*課題 1*:
ドイツのトラック業界事情の記事によると、ドイツでは3PLをどの分類に入れ、何と呼んでいるか。
*課題 2*:
ドイツのトラック業界事情の記事を、最後の文の後から書き継いでください。

第198号ドイツのトラック業界事情(2010年6月15日発行)

執筆者 鈴木 準
サン物流開発 代表
    執筆者略歴 ▼
  • プロフィール 1933年9月22日 東京都江東区出生
    学歴
    • 東京経済大学商学部卒業
    • 産業能率短期大学生産管理科卒業
    • 日本電子専門学校電子計算機科卒業
    職歴
    • セーラー万年筆(株)経営企画室主任
    • (株)長崎屋 物流部・電算部部長・システム本部副本部長
    • (株)サン商品センター代表取締役社長
    • (有)サン物流開発代表取締役
    • サン物流開発代表 現在に至る
    講師
    • 専修大学講師・早稲田大学講師及び早稲田大学アジア太平洋研究センター講師経験
    • JILS 物流現地フォーラムコーディネーター 20年経験
    • 日経ビジネススクール講師
    • 文化ファッションビジネススクール講師
    • 中小企業事業団登録専門指導員経験
    資格・所属団体等
    • 物流管理士、販売士1級、日本物流学会会員、国際物流管理士
    その他
    • 海外物流視察100回、内外合わせて1,000施設視察
    • 2006年 (社)日本ロジスティクスシステム協会 物流功労賞受賞

目次

ベルリン・ブランデンブルグ交通・物流連盟

今回紹介するベルリン・ブランデンブルグ交通・物流連盟は狭い地区の物流業者の利益保護団体である。会員はベルリン・ブランデンブルグ地区の物流企業、会社数は150社、社員は12,000人1社当たり80人である。業種はトラック輸送、引越し(美術品輸送)倉庫、3PLであり、荷主も入会することができる。運送、倉庫、ロジスティクスに分類されている。ドイツでは3PLの呼称は使わない。ロジスティクスの分類に入り、オルガナイザーと呼んでいる。最近トランクルームと家具、引っ越しと美術品輸送が入っている。協会の大きな仕事はロビー活動である。ベルリンは行政上は州で、その中に市が含まれる。

*提示資料*:
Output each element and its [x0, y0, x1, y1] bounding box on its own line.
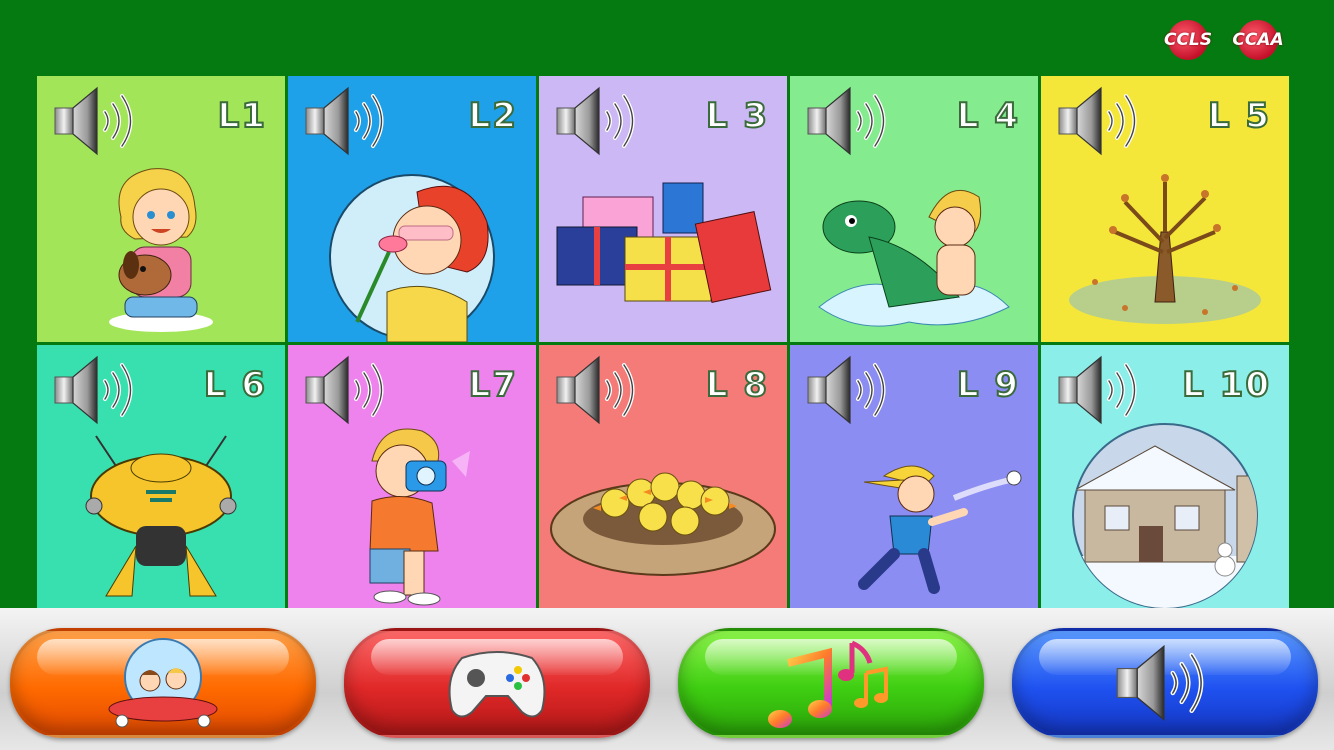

*解答 1*:
ロジスティクスの分類に入れ、オルガナイザーと呼んでいる。

*解答 2*:
1.ドイツの物流産業

(1)ドイツの物流産業

   事務局長 Mr.Marten

 レクチュアをしてくれたマーチン事務局長からロジスティクスの定義が聞かされなかった。ここではロジスティクスを物流とした。ドイツの運送を含む物流業は急成長した。事務局長はロジスティクスは魅力的な仕事であると語っている。ドイツの物流産業の売上高は約 1,500億ユーロ(約2兆円)GDPの7.5%を占め、2007年までは年率6%成長してきた。ベルリン市を含むベルリン州とブランデンブルグ州の主要区域には物流では15万人が従事しており、労働人口の9%を占めている。ドイツは輸出立国であり、輸送を重要な産業としている。故に交通省がある。

(2)雇用者組合

2009年、リーマンショックにより、ドイツの物流業界は売り上げが20%低下している。特に、トラック業界は30%売り上げが低減している。ベルリンには雇用者組合というものがあり、業界団体150社が加入している。物流では運送業、引っ越しを含む家具運送業、倉庫業、物流業(ここでは3PLと思う。)に分類されている。しかし、ドイツでは3PLと言う言葉は使わないそうである。オルガナイザーと言っている。加盟企業の従業員は1万2千人である。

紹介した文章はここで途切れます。